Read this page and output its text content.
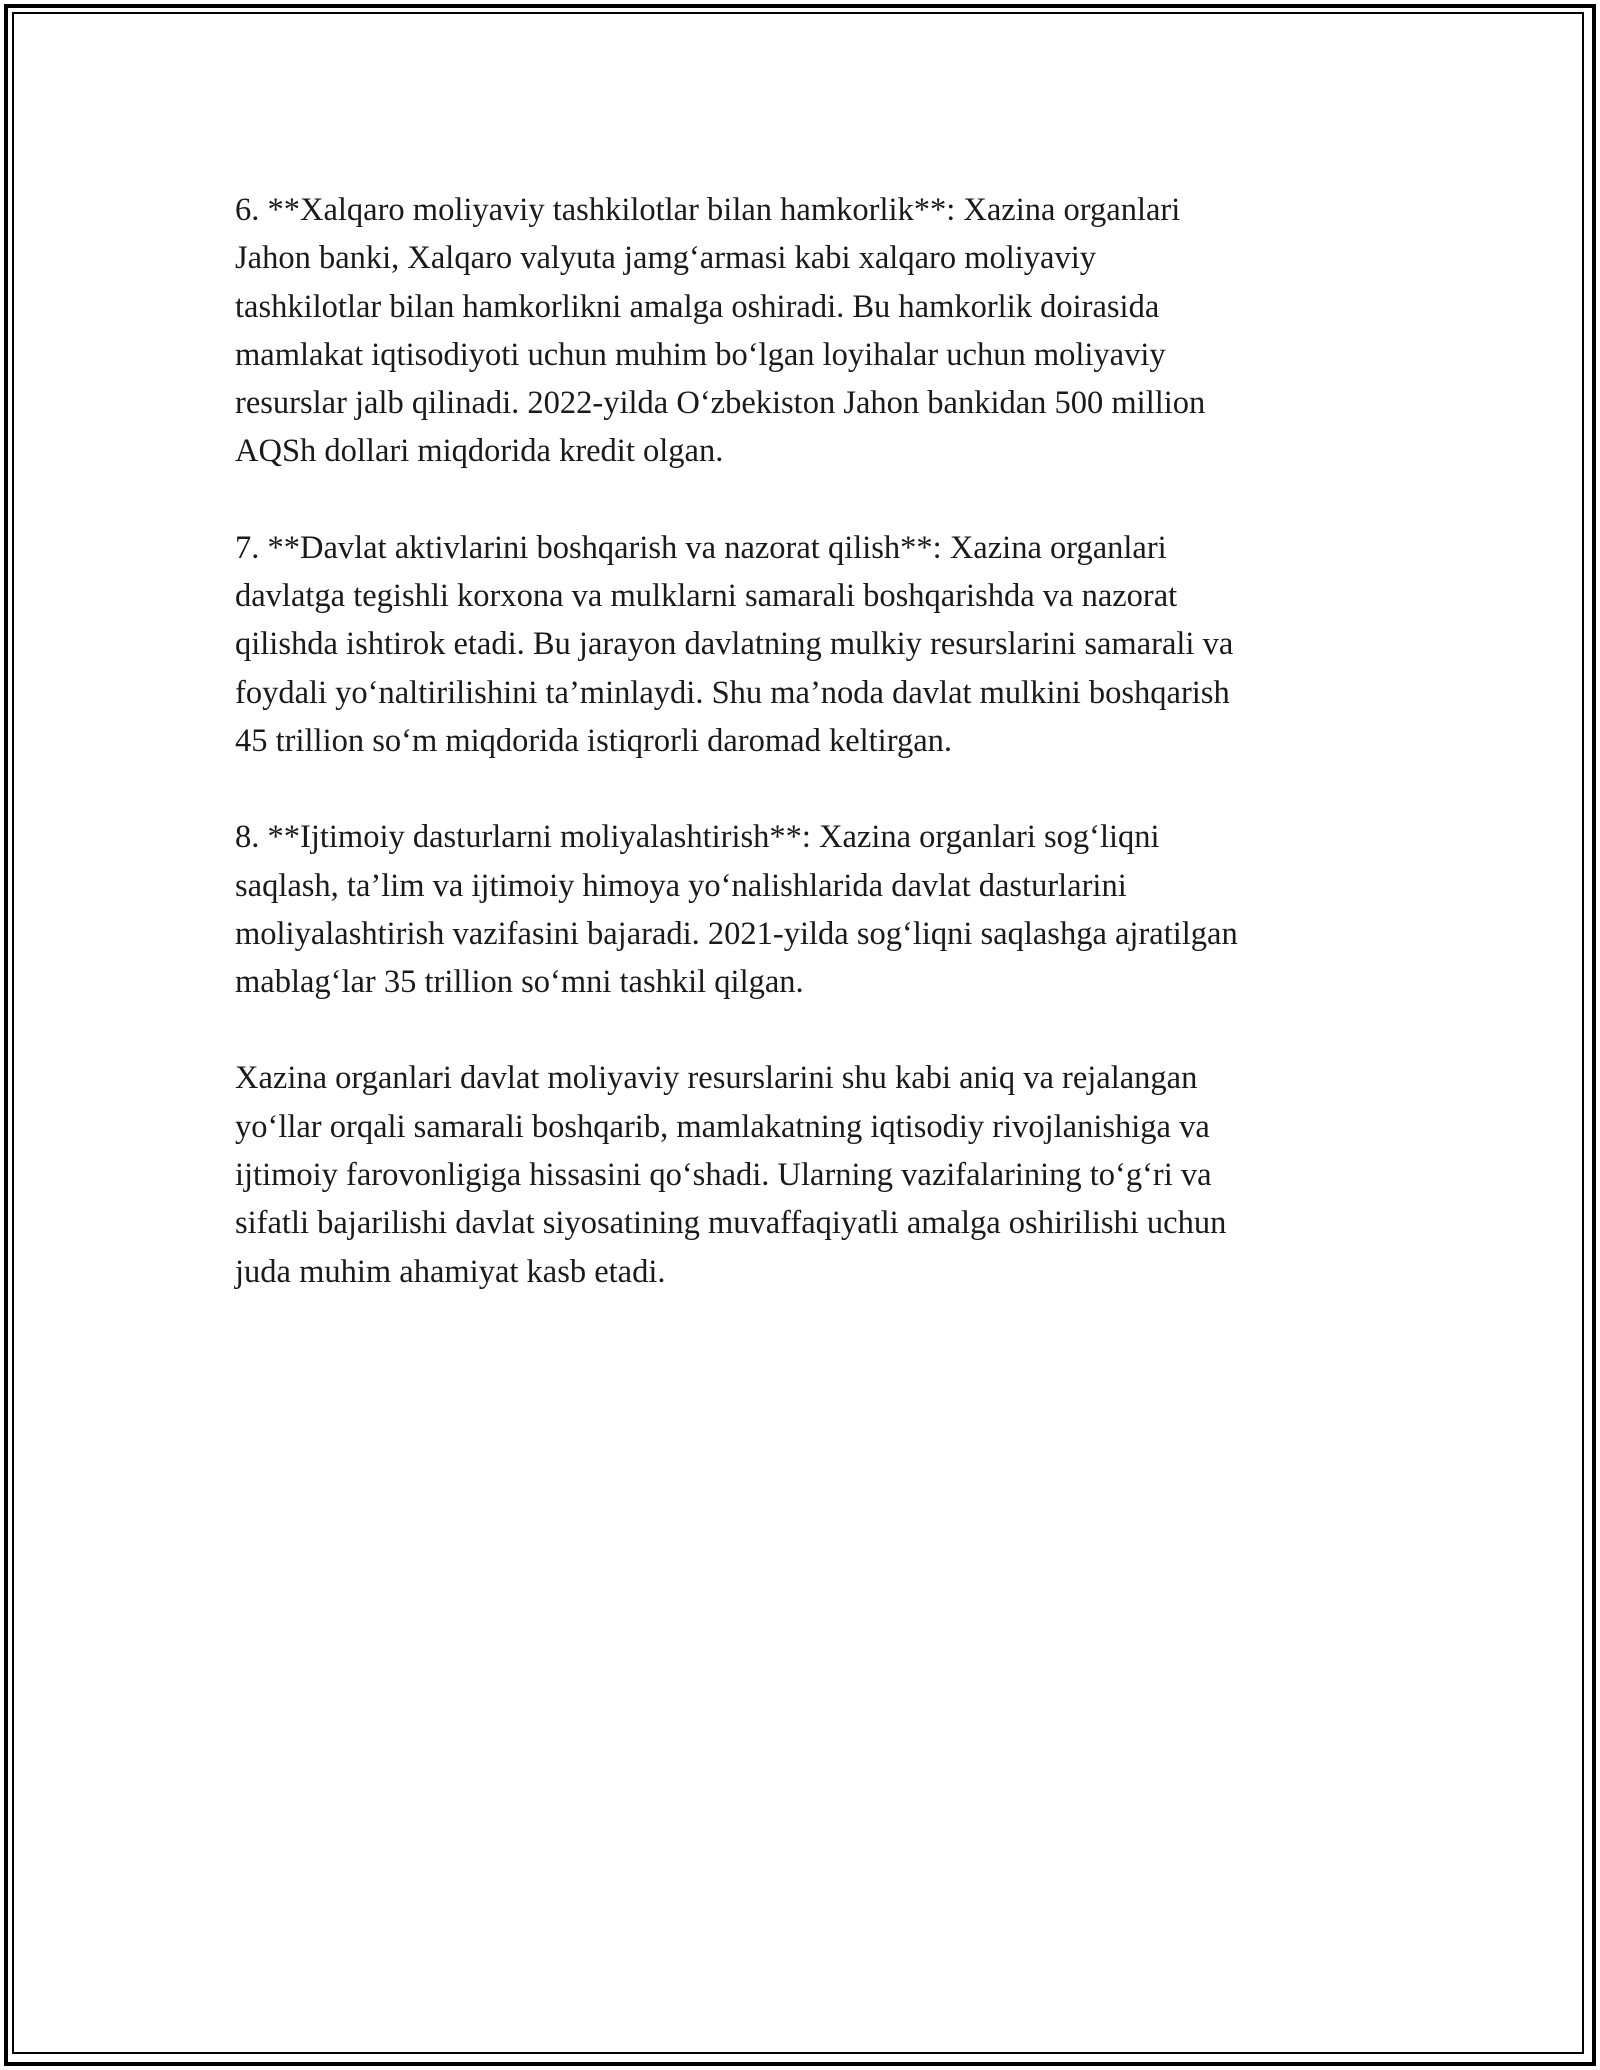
6. **Xalqaro moliyaviy tashkilotlar bilan hamkorlik**: Xazina organlari
Jahon banki, Xalqaro valyuta jamg‘armasi kabi xalqaro moliyaviy
tashkilotlar bilan hamkorlikni amalga oshiradi. Bu hamkorlik doirasida
mamlakat iqtisodiyoti uchun muhim bo‘lgan loyihalar uchun moliyaviy
resurslar jalb qilinadi. 2022-yilda O‘zbekiston Jahon bankidan 500 million
AQSh dollari miqdorida kredit olgan.

7. **Davlat aktivlarini boshqarish va nazorat qilish**: Xazina organlari
davlatga tegishli korxona va mulklarni samarali boshqarishda va nazorat
qilishda ishtirok etadi. Bu jarayon davlatning mulkiy resurslarini samarali va
foydali yo‘naltirilishini ta’minlaydi. Shu ma’noda davlat mulkini boshqarish
45 trillion so‘m miqdorida istiqrorli daromad keltirgan.

8. **Ijtimoiy dasturlarni moliyalashtirish**: Xazina organlari sog‘liqni
saqlash, ta’lim va ijtimoiy himoya yo‘nalishlarida davlat dasturlarini
moliyalashtirish vazifasini bajaradi. 2021-yilda sog‘liqni saqlashga ajratilgan
mablag‘lar 35 trillion so‘mni tashkil qilgan.

Xazina organlari davlat moliyaviy resurslarini shu kabi aniq va rejalangan
yo‘llar orqali samarali boshqarib, mamlakatning iqtisodiy rivojlanishiga va
ijtimoiy farovonligiga hissasini qo‘shadi. Ularning vazifalarining to‘g‘ri va
sifatli bajarilishi davlat siyosatining muvaffaqiyatli amalga oshirilishi uchun
juda muhim ahamiyat kasb etadi.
.....
- [Problem requirements]: Write the listing out a second time exactly, dropping all images.

- [Task answer]:
Read this page and output its text content.
6. **Xalqaro moliyaviy tashkilotlar bilan hamkorlik**: Xazina organlari
Jahon banki, Xalqaro valyuta jamg‘armasi kabi xalqaro moliyaviy
tashkilotlar bilan hamkorlikni amalga oshiradi. Bu hamkorlik doirasida
mamlakat iqtisodiyoti uchun muhim bo‘lgan loyihalar uchun moliyaviy
resurslar jalb qilinadi. 2022-yilda O‘zbekiston Jahon bankidan 500 million
AQSh dollari miqdorida kredit olgan.

7. **Davlat aktivlarini boshqarish va nazorat qilish**: Xazina organlari
davlatga tegishli korxona va mulklarni samarali boshqarishda va nazorat
qilishda ishtirok etadi. Bu jarayon davlatning mulkiy resurslarini samarali va
foydali yo‘naltirilishini ta’minlaydi. Shu ma’noda davlat mulkini boshqarish
45 trillion so‘m miqdorida istiqrorli daromad keltirgan.

8. **Ijtimoiy dasturlarni moliyalashtirish**: Xazina organlari sog‘liqni
saqlash, ta’lim va ijtimoiy himoya yo‘nalishlarida davlat dasturlarini
moliyalashtirish vazifasini bajaradi. 2021-yilda sog‘liqni saqlashga ajratilgan
mablag‘lar 35 trillion so‘mni tashkil qilgan.

Xazina organlari davlat moliyaviy resurslarini shu kabi aniq va rejalangan
yo‘llar orqali samarali boshqarib, mamlakatning iqtisodiy rivojlanishiga va
ijtimoiy farovonligiga hissasini qo‘shadi. Ularning vazifalarining to‘g‘ri va
sifatli bajarilishi davlat siyosatining muvaffaqiyatli amalga oshirilishi uchun
juda muhim ahamiyat kasb etadi.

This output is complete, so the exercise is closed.